## Exercise inputs
╔══

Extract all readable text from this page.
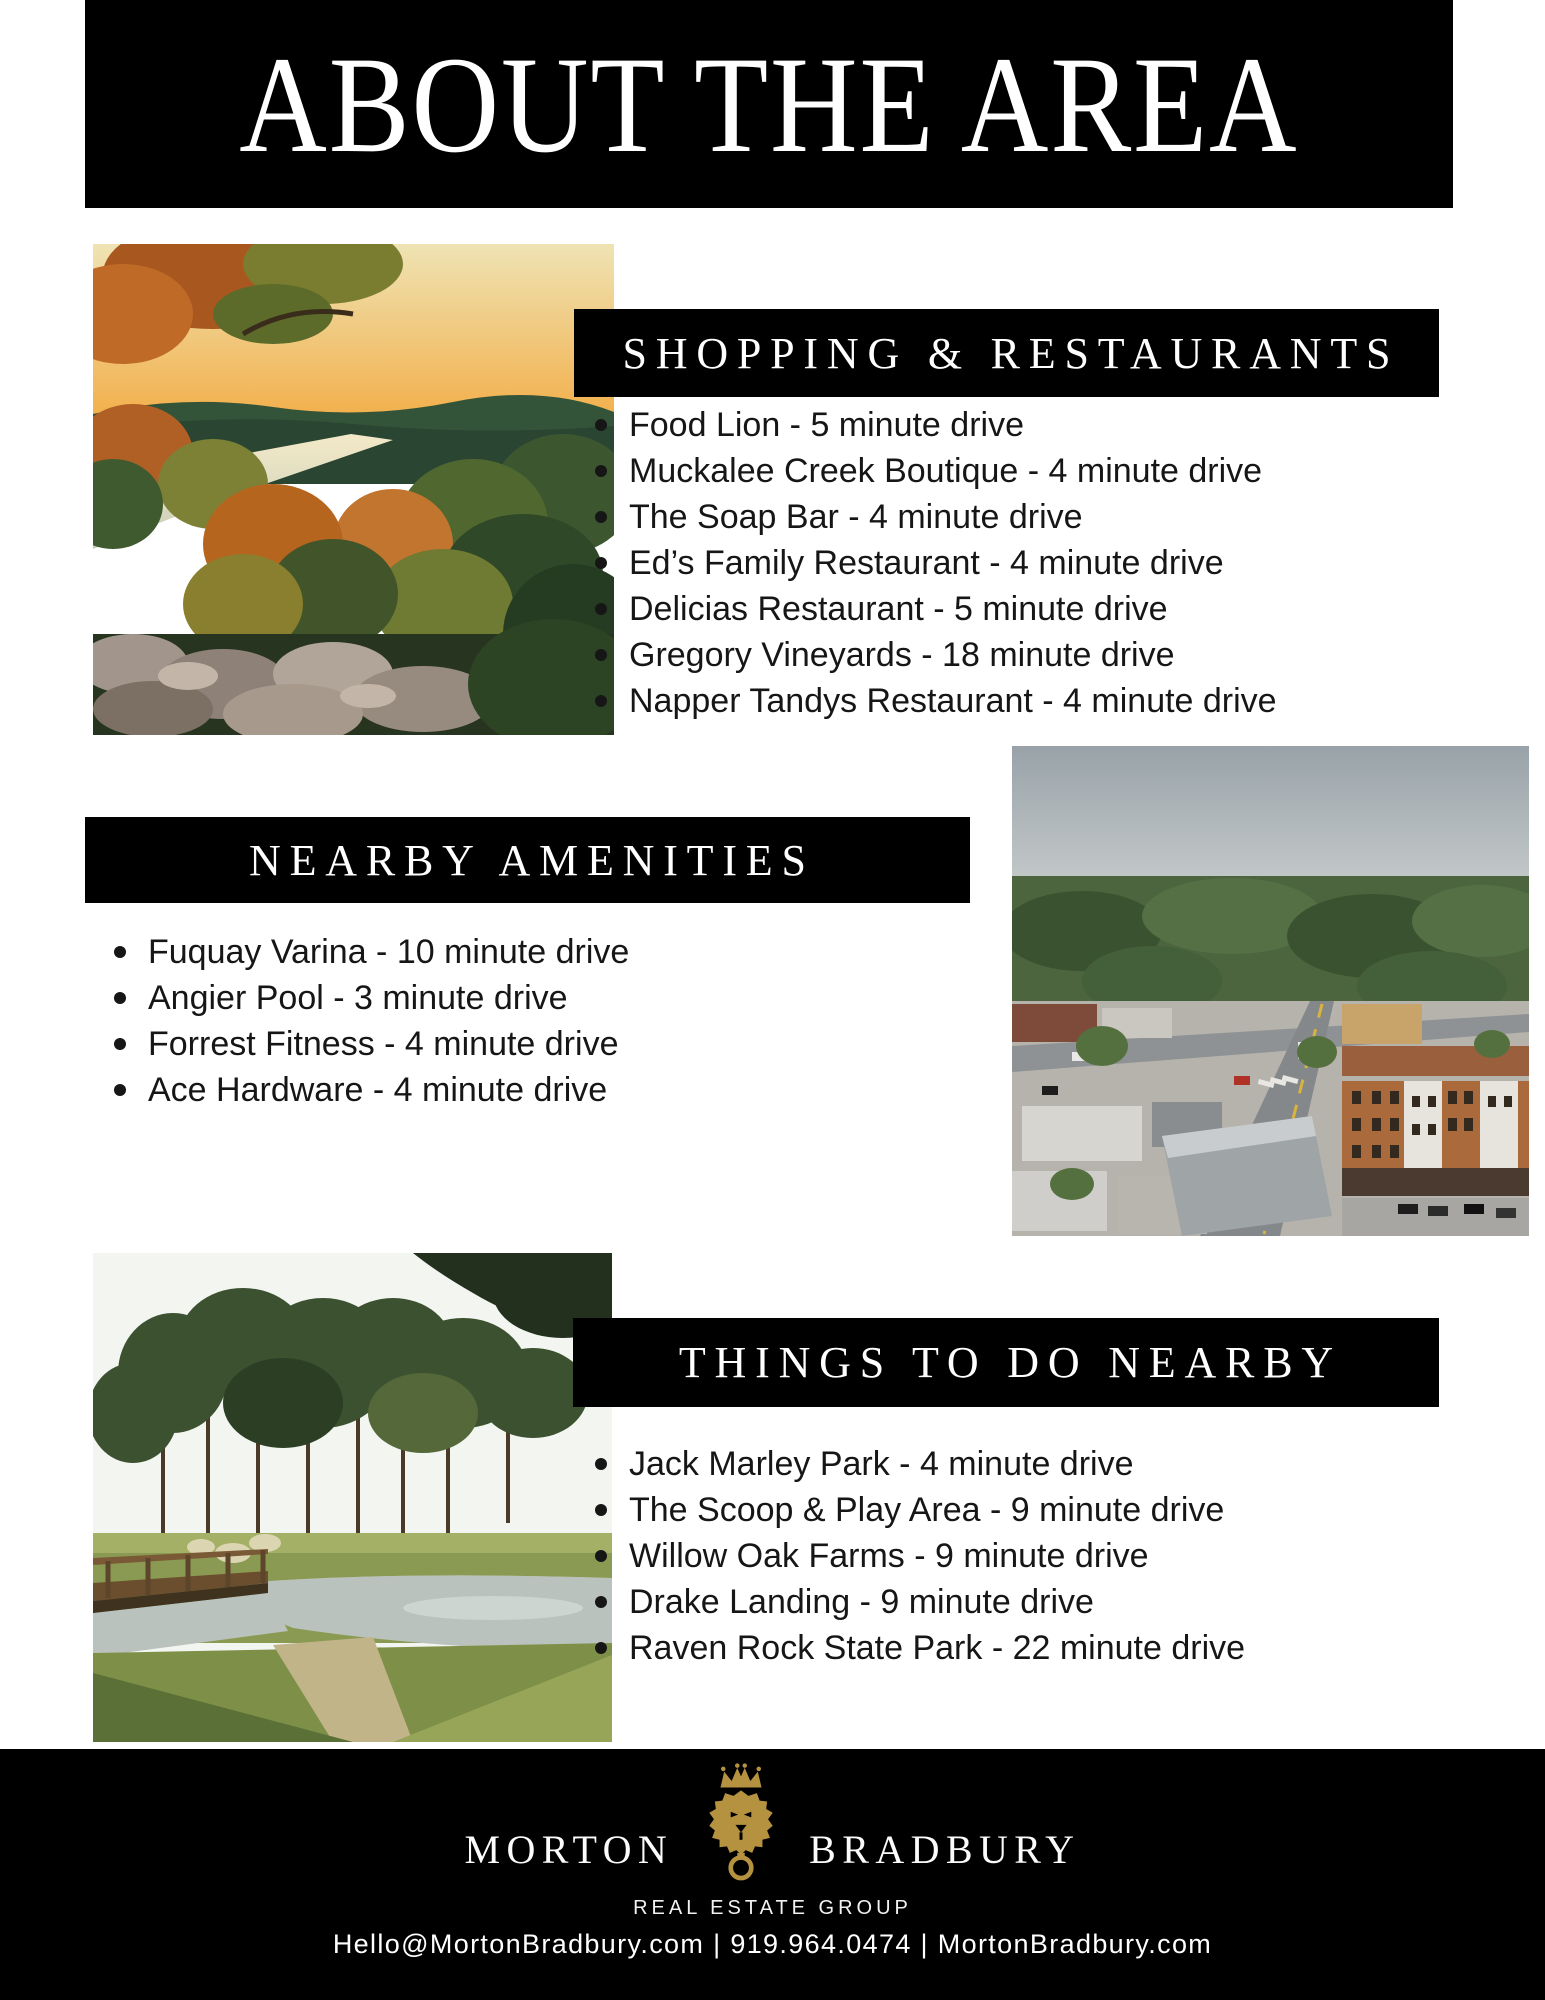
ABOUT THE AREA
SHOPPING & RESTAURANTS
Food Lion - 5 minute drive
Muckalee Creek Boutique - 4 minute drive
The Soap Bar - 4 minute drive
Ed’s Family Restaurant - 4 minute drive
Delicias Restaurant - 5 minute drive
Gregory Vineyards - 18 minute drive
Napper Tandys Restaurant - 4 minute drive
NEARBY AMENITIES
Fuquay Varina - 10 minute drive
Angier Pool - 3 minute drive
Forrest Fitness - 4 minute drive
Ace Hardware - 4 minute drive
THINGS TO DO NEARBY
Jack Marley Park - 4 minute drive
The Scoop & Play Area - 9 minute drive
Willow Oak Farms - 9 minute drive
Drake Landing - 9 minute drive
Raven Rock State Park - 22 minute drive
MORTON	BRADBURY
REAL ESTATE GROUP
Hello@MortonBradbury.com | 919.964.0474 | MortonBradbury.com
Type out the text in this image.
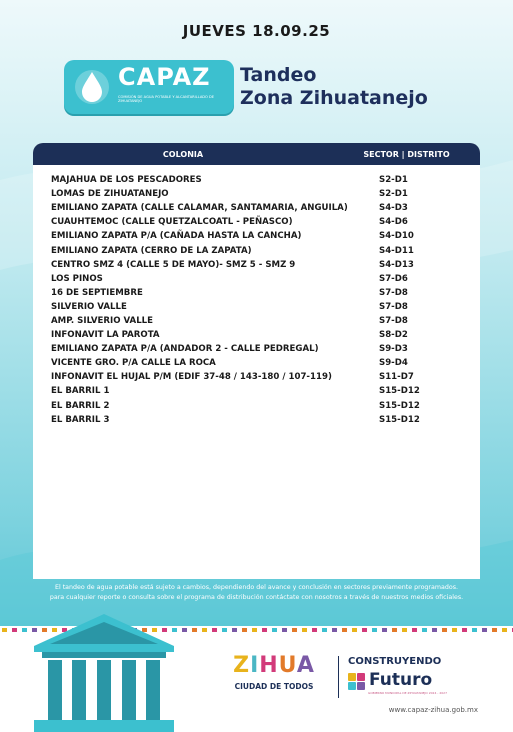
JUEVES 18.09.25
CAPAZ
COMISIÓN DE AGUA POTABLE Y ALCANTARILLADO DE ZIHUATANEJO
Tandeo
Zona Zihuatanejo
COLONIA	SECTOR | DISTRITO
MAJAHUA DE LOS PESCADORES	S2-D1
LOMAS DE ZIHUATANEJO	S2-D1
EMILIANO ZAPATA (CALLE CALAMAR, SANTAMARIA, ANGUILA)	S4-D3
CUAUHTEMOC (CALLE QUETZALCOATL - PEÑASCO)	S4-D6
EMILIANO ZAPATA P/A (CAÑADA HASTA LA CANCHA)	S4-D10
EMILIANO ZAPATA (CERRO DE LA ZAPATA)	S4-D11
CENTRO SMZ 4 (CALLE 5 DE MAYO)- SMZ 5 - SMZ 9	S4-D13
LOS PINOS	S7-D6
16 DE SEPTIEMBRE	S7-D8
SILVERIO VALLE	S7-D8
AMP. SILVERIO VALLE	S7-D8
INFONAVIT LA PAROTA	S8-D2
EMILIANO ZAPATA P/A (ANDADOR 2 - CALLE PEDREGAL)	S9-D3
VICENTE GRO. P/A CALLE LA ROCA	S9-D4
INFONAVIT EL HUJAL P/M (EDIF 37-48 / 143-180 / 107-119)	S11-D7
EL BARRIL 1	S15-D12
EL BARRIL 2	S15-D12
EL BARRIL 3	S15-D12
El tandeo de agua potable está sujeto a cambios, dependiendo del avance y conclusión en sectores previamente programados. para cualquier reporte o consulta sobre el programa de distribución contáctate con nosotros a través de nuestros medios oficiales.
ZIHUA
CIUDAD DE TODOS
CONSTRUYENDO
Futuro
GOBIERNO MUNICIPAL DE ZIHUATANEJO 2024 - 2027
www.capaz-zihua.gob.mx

╚══

## The task
Scan the listing above. Gather each line that contains the word "Park".

## The solution
Jack Marley Park - 4 minute drive
Raven Rock State Park - 22 minute drive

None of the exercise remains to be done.